DATA ENTRIES >>
* Start *

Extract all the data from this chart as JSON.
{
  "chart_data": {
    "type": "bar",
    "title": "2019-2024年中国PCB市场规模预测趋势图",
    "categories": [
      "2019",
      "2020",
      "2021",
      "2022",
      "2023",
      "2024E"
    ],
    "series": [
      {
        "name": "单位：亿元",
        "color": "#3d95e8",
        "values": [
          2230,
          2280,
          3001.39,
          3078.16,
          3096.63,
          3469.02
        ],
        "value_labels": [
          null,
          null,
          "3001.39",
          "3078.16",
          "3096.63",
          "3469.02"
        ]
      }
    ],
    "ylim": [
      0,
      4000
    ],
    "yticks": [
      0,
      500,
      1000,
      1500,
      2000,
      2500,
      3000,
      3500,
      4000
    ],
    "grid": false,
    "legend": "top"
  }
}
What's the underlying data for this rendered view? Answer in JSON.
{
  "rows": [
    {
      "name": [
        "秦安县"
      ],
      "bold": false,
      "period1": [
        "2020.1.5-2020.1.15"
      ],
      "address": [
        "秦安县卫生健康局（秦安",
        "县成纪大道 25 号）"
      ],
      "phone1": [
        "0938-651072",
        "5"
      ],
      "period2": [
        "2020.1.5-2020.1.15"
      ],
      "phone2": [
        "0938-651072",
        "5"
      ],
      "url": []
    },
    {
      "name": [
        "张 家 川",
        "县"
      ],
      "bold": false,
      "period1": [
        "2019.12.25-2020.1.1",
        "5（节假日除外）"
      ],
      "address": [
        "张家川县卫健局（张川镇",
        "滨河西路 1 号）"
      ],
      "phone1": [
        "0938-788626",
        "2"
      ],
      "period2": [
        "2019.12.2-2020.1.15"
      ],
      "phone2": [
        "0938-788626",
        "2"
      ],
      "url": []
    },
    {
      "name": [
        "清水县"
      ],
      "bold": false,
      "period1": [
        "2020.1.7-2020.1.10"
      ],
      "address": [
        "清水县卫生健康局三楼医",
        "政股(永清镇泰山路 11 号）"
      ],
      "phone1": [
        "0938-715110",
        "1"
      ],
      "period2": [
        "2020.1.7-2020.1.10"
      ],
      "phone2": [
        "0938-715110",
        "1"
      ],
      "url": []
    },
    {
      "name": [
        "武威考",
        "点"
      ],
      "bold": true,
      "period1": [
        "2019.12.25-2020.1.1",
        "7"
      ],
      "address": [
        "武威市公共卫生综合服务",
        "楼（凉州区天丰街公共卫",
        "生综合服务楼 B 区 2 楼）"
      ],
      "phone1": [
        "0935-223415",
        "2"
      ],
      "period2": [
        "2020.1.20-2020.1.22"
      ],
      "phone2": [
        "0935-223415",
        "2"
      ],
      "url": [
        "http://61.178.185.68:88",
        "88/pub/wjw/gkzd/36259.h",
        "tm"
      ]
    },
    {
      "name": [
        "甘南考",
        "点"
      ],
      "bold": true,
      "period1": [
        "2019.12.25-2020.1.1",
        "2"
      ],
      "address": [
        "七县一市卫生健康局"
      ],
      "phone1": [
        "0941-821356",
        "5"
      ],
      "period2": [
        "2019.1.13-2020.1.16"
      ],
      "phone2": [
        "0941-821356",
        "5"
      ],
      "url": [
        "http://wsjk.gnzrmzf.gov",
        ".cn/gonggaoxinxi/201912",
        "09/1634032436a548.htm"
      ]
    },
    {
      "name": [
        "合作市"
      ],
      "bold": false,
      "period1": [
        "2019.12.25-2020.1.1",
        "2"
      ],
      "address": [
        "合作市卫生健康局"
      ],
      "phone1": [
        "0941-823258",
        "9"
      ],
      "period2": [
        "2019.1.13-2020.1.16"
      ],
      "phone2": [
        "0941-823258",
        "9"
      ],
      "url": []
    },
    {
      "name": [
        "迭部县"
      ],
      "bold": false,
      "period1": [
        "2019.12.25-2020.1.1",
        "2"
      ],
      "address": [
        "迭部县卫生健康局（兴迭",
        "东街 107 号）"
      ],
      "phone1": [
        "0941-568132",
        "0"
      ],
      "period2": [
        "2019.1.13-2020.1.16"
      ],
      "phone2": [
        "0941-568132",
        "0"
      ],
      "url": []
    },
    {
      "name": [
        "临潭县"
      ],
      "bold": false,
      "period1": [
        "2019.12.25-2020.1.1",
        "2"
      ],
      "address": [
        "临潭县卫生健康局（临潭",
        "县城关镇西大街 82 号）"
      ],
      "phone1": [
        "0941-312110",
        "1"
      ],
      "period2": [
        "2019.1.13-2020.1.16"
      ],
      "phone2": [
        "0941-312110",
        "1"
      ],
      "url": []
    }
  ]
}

* End *

WHAT TO DO >>
Copy, from the material above, each line in which the string "http" occurs.

RESULT >>
        "http://61.178.185.68:88",
        "http://wsjk.gnzrmzf.gov",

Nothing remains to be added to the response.